-- START --

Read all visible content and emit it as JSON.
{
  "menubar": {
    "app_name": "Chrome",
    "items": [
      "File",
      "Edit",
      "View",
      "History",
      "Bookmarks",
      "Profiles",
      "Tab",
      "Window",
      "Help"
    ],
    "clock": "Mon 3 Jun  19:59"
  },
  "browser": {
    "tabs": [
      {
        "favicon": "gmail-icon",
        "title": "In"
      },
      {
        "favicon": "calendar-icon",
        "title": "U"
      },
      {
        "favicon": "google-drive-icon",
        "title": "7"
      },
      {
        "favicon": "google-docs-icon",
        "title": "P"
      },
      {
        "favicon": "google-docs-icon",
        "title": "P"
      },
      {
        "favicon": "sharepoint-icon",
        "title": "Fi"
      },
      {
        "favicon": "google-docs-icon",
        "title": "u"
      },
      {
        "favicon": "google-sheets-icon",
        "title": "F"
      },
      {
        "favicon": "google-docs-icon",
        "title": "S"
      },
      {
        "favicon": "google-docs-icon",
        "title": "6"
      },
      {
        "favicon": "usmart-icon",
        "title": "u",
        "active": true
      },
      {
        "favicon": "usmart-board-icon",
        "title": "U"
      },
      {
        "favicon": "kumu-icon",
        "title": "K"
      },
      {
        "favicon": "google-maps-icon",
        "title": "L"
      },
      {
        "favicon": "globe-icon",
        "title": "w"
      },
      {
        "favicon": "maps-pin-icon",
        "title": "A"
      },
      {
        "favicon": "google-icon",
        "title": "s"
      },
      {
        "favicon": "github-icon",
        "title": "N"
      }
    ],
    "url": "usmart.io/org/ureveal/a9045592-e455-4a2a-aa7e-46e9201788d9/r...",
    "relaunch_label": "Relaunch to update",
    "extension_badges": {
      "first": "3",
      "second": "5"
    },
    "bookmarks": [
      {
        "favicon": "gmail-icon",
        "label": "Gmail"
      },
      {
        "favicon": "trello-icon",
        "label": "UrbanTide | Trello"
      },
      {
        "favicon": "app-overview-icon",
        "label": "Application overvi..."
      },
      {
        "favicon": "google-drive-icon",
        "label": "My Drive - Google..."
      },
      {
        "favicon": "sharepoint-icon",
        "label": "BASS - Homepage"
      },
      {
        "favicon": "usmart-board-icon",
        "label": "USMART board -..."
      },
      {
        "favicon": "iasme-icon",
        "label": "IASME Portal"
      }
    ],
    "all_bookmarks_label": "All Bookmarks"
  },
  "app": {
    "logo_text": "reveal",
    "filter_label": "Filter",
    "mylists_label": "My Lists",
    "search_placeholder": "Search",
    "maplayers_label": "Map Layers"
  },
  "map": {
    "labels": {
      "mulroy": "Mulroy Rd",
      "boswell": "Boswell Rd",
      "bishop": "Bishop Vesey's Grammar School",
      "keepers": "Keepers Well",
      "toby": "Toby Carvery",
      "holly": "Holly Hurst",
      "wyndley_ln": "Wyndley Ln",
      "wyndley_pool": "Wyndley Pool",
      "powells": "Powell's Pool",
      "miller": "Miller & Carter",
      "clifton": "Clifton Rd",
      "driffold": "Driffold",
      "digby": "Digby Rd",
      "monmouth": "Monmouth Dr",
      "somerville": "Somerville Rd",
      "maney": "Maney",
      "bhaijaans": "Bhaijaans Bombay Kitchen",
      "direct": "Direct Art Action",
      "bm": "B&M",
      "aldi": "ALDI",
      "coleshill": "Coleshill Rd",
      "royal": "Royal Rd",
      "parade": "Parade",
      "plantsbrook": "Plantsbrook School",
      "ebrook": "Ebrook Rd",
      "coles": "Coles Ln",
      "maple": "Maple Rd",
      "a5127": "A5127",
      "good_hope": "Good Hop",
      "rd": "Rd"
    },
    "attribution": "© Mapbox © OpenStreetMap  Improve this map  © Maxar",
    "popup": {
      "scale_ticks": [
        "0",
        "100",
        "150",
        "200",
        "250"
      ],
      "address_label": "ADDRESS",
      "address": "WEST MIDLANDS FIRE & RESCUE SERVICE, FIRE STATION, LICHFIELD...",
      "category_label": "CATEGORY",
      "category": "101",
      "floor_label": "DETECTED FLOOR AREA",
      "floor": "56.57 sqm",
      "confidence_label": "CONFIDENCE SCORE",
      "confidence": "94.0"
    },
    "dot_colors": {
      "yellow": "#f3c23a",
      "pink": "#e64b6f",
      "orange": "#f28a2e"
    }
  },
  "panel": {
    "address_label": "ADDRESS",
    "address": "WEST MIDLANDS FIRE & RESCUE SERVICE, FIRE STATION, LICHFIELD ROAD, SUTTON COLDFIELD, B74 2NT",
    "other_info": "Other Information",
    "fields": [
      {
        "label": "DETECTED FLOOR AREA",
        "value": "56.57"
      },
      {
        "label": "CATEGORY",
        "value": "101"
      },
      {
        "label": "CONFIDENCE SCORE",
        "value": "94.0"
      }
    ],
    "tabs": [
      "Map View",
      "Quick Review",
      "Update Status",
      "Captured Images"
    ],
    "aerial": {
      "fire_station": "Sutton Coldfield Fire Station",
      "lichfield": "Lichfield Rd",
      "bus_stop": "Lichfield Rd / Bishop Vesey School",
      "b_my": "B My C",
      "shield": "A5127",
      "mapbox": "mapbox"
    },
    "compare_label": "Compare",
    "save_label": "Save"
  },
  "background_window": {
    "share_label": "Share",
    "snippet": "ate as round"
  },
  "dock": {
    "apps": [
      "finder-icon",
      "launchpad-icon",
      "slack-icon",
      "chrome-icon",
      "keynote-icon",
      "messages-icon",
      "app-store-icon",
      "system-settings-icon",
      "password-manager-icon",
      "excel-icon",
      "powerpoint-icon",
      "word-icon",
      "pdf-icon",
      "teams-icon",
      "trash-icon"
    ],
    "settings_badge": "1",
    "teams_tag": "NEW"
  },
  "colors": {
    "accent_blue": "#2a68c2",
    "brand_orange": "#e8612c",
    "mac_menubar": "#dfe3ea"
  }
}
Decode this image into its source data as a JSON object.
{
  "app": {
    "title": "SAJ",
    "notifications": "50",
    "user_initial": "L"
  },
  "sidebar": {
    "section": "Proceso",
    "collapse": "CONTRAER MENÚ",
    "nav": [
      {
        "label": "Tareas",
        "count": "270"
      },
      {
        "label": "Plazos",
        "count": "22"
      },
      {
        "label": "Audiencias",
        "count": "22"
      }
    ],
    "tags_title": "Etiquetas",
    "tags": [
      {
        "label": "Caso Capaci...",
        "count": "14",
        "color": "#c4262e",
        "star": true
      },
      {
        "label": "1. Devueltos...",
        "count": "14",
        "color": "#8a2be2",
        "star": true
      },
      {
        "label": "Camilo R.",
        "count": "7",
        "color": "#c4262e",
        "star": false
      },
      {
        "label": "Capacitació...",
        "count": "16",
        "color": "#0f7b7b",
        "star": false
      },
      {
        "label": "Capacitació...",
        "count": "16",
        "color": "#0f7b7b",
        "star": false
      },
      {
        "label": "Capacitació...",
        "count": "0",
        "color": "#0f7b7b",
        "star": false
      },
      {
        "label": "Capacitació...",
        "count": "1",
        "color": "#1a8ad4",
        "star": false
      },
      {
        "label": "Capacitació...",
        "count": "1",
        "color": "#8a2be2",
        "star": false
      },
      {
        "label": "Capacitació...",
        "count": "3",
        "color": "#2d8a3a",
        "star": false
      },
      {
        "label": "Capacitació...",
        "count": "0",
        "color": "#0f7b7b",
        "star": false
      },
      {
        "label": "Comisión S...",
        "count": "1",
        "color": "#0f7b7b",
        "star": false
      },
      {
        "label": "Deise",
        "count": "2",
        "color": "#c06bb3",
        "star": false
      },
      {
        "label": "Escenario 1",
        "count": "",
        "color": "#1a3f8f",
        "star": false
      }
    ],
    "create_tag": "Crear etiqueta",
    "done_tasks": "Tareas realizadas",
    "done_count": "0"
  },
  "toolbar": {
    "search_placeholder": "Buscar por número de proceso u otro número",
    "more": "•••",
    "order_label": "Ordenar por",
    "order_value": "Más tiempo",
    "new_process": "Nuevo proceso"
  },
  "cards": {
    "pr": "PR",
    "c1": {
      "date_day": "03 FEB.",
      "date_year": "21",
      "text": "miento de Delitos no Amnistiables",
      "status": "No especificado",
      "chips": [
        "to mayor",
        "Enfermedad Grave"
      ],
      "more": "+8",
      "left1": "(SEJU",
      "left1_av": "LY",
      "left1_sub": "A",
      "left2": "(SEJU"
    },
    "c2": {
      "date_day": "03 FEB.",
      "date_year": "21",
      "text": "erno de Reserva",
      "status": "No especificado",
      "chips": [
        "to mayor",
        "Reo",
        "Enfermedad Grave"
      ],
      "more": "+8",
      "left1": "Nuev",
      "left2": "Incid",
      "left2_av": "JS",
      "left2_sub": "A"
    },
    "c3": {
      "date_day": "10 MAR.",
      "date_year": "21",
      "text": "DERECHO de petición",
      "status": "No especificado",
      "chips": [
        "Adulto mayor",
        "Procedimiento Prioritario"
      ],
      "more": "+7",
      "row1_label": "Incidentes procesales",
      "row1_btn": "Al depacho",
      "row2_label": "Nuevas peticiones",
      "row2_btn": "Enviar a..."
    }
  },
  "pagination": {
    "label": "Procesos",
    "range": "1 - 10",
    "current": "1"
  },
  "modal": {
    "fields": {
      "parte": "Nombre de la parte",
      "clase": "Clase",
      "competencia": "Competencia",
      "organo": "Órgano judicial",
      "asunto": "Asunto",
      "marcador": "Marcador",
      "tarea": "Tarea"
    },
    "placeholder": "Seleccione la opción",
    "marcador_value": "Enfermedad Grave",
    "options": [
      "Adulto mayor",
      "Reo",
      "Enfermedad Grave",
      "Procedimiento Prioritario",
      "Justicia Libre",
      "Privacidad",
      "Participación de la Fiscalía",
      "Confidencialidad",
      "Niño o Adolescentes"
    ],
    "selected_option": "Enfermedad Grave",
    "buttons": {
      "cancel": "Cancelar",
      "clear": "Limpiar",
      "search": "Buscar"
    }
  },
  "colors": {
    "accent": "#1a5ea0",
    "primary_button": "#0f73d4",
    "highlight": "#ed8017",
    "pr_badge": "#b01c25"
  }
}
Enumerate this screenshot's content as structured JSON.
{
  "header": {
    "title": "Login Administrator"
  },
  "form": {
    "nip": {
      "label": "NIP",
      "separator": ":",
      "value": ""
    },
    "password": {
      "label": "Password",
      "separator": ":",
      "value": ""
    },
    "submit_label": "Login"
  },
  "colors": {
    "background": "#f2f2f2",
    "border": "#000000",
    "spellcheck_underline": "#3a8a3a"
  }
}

-- END --

STATED GOAL:
In the records above, return only the line that contains "Enumerate this screenshot's" and every line after it through the last, exactly as they appear.

TASK OUTPUT:
Enumerate this screenshot's content as structured JSON.
{
  "header": {
    "title": "Login Administrator"
  },
  "form": {
    "nip": {
      "label": "NIP",
      "separator": ":",
      "value": ""
    },
    "password": {
      "label": "Password",
      "separator": ":",
      "value": ""
    },
    "submit_label": "Login"
  },
  "colors": {
    "background": "#f2f2f2",
    "border": "#000000",
    "spellcheck_underline": "#3a8a3a"
  }
}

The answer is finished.